▸ Your instructions
Write out these lines again with "location" swapped for "position" and nothing else altered, leaving out the pictures.

▸ Entries provided
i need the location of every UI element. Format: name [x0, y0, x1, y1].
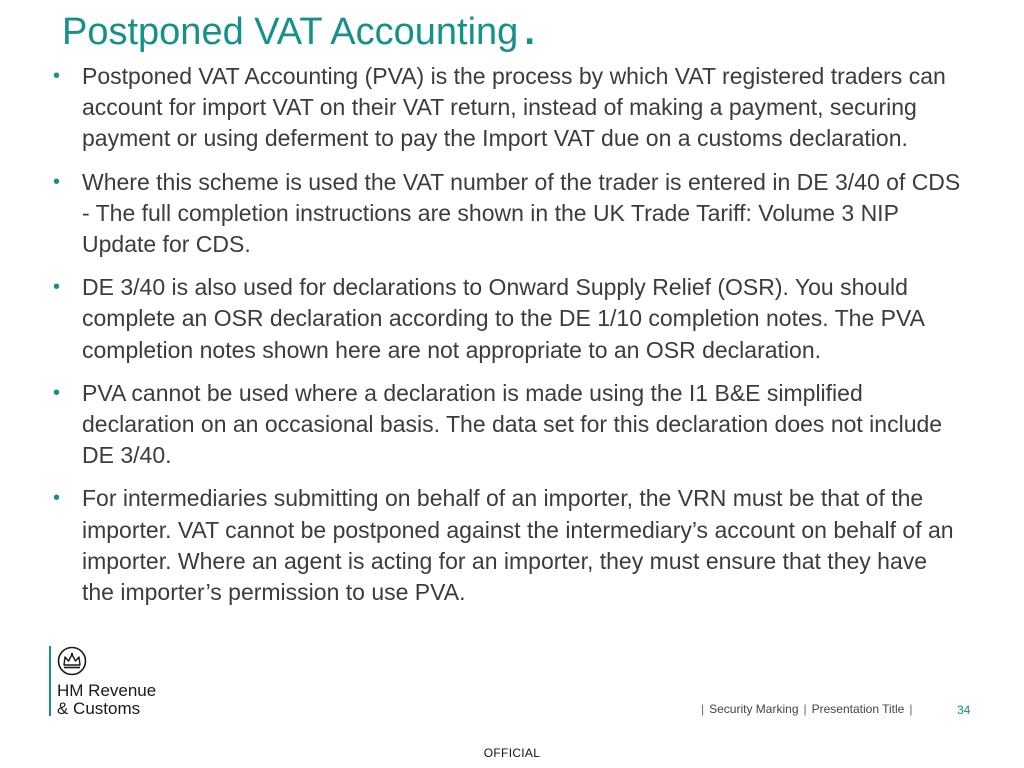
footer	[696, 702, 917, 716]
bullet-item	[50, 378, 965, 472]
bullet-text: For intermediaries submitting on behalf of an importer, the VRN must be that of the importer. VAT cannot be postponed against the intermediary’s account on behalf of an importer. Where an agent is acting for an importer, they must ensure that they have the importer’s permission to use PVA.	[82, 485, 954, 606]
bullet-marker: •	[53, 65, 61, 87]
classification-label: OFFICIAL	[483, 746, 541, 760]
footer-separator: |	[909, 702, 913, 716]
bullet-marker: •	[53, 381, 61, 404]
security-marking: Security Marking	[709, 702, 799, 716]
logo-rule	[49, 646, 51, 716]
slide-title	[62, 8, 535, 56]
bullet-item	[50, 61, 965, 155]
logo-line-customs: & Customs	[57, 699, 141, 718]
bullet-text: DE 3/40 is also used for declarations to Onward Supply Relief (OSR). You should complete an OSR declaration according to the DE 1/10 completion notes. The PVA completion notes shown here are not appropriate to an OSR declaration.	[82, 274, 924, 363]
bullet-marker: •	[53, 276, 61, 299]
presentation-title: Presentation Title	[811, 702, 905, 716]
bullet-list	[50, 61, 965, 620]
title-dot: .	[524, 11, 535, 53]
page-number: 34	[957, 703, 971, 717]
bullet-item	[50, 167, 965, 261]
bullet-text: Where this scheme is used the VAT number of the trader is entered in DE 3/40 of CDS - The full completion instructions are shown in the UK Trade Tariff: Volume 3 NIP Update for CDS.	[82, 168, 961, 258]
bullet-marker: •	[53, 487, 61, 510]
bullet-marker: •	[53, 170, 61, 193]
footer-separator: |	[803, 702, 807, 716]
hmrc-logo	[49, 646, 189, 718]
bullet-text: Postponed VAT Accounting (PVA) is the process by which VAT registered traders can account for import VAT on their VAT return, instead of making a payment, securing payment or using deferment to pay the Import VAT due on a customs declaration.	[82, 63, 946, 152]
logo-line-hm-revenue: HM Revenue	[57, 681, 157, 700]
crown-crest-icon	[57, 646, 87, 676]
bullet-text: PVA cannot be used where a declaration is made using the I1 B&E simplified declaration on an occasional basis. The data set for this declaration does not include DE 3/40.	[82, 379, 943, 469]
bullet-item	[50, 272, 965, 366]
slide-title-text: Postponed VAT Accounting	[62, 11, 519, 53]
footer-separator: |	[701, 702, 705, 716]
bullet-item	[50, 483, 965, 608]
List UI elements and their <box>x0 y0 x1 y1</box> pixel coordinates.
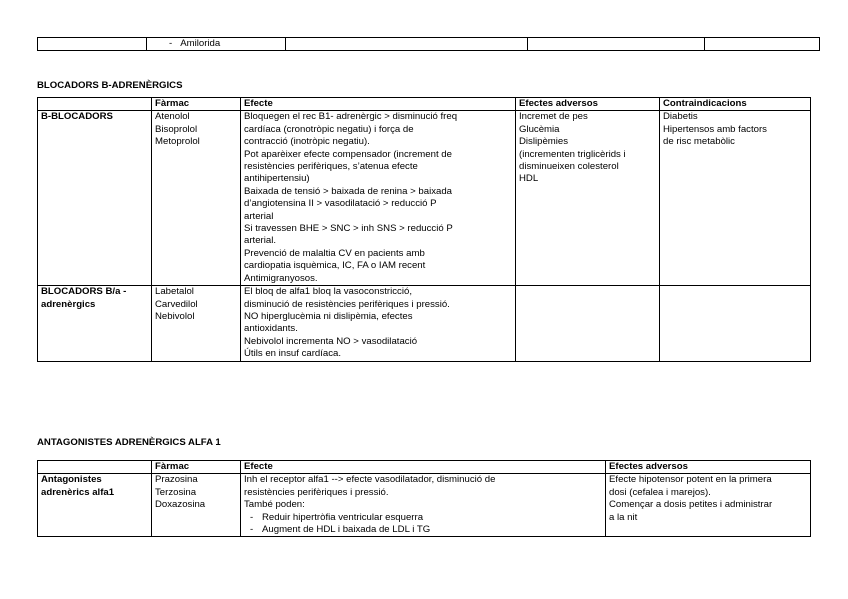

▸ Result of the exercise
i need the position of every UI element. Format: name [x0, y0, x1, y1].
footer	[696, 702, 917, 716]
bullet-item	[50, 378, 965, 472]
bullet-text: For intermediaries submitting on behalf of an importer, the VRN must be that of the importer. VAT cannot be postponed against the intermediary’s account on behalf of an importer. Where an agent is acting for an importer, they must ensure that they have the importer’s permission to use PVA.	[82, 485, 954, 606]
bullet-marker: •	[53, 65, 61, 87]
classification-label: OFFICIAL	[483, 746, 541, 760]
footer-separator: |	[909, 702, 913, 716]
bullet-marker: •	[53, 381, 61, 404]
security-marking: Security Marking	[709, 702, 799, 716]
logo-rule	[49, 646, 51, 716]
slide-title	[62, 8, 535, 56]
bullet-item	[50, 61, 965, 155]
logo-line-customs: & Customs	[57, 699, 141, 718]
bullet-text: DE 3/40 is also used for declarations to Onward Supply Relief (OSR). You should complete an OSR declaration according to the DE 1/10 completion notes. The PVA completion notes shown here are not appropriate to an OSR declaration.	[82, 274, 924, 363]
bullet-marker: •	[53, 276, 61, 299]
presentation-title: Presentation Title	[811, 702, 905, 716]
bullet-list	[50, 61, 965, 620]
title-dot: .	[524, 11, 535, 53]
page-number: 34	[957, 703, 971, 717]
bullet-item	[50, 167, 965, 261]
bullet-text: Where this scheme is used the VAT number of the trader is entered in DE 3/40 of CDS - The full completion instructions are shown in the UK Trade Tariff: Volume 3 NIP Update for CDS.	[82, 168, 961, 258]
bullet-marker: •	[53, 487, 61, 510]
bullet-marker: •	[53, 170, 61, 193]
footer-separator: |	[803, 702, 807, 716]
hmrc-logo	[49, 646, 189, 718]
bullet-text: Postponed VAT Accounting (PVA) is the process by which VAT registered traders can account for import VAT on their VAT return, instead of making a payment, securing payment or using deferment to pay the Import VAT due on a customs declaration.	[82, 63, 946, 152]
logo-line-hm-revenue: HM Revenue	[57, 681, 157, 700]
crown-crest-icon	[57, 646, 87, 676]
bullet-text: PVA cannot be used where a declaration is made using the I1 B&E simplified declaration on an occasional basis. The data set for this declaration does not include DE 3/40.	[82, 379, 943, 469]
bullet-item	[50, 272, 965, 366]
slide-title-text: Postponed VAT Accounting	[62, 11, 519, 53]
footer-separator: |	[701, 702, 705, 716]
bullet-item	[50, 483, 965, 608]
List UI elements and their <box>x0 y0 x1 y1</box> pixel coordinates.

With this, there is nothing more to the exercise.